* Data for processing *
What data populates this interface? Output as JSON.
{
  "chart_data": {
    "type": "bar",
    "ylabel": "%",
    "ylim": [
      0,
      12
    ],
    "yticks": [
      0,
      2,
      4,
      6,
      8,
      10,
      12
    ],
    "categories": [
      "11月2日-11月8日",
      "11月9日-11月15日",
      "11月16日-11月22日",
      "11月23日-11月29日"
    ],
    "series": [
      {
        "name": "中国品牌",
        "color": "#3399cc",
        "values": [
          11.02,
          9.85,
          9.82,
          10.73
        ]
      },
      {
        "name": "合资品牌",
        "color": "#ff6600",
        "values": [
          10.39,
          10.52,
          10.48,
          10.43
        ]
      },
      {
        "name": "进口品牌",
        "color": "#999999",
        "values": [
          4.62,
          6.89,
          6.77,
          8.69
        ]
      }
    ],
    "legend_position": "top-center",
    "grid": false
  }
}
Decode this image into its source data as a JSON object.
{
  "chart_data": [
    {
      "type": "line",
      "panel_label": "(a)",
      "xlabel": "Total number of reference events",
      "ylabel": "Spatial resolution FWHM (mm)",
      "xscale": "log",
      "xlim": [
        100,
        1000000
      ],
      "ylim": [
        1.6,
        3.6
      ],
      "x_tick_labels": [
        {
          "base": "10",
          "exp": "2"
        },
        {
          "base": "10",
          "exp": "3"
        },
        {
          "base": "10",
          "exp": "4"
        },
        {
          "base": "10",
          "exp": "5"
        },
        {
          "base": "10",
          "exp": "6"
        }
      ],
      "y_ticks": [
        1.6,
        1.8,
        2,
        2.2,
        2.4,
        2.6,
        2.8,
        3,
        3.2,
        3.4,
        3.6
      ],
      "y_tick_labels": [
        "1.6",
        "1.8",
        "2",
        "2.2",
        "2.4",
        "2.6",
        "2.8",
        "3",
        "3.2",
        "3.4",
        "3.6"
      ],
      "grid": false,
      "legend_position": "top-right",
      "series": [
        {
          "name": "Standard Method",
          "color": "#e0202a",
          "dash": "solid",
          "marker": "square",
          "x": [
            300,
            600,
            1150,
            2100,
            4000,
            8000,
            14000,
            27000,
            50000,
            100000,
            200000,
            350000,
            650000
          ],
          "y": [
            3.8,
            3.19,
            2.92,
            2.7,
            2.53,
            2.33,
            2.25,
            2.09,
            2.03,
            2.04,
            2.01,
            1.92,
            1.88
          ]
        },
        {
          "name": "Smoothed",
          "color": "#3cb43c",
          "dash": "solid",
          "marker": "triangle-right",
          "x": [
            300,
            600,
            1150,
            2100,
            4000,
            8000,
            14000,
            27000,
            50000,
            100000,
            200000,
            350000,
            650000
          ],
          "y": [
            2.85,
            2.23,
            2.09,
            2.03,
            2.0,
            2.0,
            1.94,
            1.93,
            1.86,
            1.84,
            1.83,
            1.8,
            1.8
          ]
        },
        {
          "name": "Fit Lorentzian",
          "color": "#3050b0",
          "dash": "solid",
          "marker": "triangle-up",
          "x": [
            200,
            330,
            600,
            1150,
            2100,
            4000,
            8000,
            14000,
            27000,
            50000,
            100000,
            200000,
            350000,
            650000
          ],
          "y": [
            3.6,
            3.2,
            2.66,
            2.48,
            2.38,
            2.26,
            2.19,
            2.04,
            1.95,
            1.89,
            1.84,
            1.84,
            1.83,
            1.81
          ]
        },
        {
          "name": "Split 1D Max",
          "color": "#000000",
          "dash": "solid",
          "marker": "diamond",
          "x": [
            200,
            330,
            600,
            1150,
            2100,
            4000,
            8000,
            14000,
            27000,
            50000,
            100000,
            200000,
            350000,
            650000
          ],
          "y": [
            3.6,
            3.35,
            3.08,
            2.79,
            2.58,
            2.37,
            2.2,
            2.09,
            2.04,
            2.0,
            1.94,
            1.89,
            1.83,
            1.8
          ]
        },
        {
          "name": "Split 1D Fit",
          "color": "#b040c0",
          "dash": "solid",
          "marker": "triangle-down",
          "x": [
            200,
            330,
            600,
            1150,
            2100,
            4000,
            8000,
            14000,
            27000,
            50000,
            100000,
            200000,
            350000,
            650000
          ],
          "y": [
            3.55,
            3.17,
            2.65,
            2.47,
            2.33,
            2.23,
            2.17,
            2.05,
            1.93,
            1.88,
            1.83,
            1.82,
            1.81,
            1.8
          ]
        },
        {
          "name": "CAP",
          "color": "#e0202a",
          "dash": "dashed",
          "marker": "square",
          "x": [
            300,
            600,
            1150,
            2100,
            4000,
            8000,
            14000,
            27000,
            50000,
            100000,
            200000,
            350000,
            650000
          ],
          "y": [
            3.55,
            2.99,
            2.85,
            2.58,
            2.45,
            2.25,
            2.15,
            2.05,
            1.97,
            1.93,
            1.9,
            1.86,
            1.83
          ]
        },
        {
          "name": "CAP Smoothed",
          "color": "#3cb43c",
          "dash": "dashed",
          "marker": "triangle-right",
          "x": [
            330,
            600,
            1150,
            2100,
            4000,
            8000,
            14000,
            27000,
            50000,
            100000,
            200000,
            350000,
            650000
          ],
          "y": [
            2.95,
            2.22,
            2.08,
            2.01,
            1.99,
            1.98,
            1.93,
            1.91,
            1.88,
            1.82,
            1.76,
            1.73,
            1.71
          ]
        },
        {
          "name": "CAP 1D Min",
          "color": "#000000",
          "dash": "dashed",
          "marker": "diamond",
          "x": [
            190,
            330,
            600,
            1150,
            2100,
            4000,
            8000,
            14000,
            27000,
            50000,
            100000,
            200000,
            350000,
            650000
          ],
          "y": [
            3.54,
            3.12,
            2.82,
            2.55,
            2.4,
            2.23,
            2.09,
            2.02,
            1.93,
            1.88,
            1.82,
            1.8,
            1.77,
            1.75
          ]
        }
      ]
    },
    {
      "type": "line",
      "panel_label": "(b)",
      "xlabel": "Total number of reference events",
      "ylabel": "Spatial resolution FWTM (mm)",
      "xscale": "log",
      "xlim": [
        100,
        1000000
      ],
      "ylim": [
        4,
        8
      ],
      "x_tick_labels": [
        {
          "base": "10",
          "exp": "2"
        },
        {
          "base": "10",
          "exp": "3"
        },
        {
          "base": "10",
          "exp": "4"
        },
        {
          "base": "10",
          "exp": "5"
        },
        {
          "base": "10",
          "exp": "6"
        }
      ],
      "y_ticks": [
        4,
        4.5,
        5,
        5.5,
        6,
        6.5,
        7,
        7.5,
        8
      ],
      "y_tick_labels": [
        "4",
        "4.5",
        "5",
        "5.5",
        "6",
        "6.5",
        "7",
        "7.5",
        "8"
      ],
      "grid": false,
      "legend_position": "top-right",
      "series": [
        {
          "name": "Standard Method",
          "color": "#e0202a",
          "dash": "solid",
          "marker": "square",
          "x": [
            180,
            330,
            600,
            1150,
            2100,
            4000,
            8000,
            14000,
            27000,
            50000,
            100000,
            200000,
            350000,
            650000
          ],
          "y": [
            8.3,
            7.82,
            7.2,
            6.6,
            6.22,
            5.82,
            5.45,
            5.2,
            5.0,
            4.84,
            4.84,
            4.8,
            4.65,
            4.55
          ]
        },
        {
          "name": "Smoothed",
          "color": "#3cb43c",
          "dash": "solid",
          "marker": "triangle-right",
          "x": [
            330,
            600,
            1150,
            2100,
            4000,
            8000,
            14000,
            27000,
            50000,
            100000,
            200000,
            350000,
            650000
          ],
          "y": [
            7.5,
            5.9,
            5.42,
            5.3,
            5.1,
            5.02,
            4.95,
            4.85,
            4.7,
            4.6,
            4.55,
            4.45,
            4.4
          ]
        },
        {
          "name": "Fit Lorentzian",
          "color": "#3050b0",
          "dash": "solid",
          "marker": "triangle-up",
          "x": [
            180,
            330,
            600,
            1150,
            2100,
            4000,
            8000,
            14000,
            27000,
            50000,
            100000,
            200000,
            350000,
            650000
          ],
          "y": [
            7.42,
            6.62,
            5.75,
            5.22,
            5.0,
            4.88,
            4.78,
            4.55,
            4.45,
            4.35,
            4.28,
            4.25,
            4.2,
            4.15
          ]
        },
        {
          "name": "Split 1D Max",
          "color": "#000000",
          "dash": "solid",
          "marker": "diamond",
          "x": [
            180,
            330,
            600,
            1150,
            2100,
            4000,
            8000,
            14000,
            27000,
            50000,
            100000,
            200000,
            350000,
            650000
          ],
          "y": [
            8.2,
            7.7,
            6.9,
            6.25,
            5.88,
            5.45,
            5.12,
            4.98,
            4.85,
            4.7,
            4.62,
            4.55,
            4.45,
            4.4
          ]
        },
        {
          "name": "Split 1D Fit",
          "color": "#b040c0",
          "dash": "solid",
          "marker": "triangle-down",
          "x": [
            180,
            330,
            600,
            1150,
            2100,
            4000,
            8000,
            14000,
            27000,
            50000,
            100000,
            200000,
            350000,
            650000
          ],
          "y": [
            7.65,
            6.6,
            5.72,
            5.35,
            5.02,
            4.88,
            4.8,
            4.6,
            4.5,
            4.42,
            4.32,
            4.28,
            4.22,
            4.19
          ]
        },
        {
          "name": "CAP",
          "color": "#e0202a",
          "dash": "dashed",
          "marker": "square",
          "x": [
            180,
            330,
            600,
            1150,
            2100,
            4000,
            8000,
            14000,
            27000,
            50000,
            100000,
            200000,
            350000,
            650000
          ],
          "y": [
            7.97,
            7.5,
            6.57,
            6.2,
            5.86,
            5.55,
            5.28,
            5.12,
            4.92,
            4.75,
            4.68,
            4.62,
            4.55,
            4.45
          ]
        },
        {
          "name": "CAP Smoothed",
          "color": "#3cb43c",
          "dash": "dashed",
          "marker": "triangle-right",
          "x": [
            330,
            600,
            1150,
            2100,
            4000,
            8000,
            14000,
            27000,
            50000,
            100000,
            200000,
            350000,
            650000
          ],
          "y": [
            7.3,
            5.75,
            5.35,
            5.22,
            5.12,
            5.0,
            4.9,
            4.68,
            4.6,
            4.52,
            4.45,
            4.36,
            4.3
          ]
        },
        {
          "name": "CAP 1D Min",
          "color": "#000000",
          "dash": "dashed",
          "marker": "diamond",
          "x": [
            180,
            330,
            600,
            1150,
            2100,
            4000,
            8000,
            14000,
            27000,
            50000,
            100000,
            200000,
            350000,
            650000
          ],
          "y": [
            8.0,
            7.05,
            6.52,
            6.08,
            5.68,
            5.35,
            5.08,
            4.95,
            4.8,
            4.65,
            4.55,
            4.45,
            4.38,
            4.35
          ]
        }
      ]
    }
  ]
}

* Goal *
Look through the records and count each line that holds "resolution". Write only the total.

* Completed exercise *
2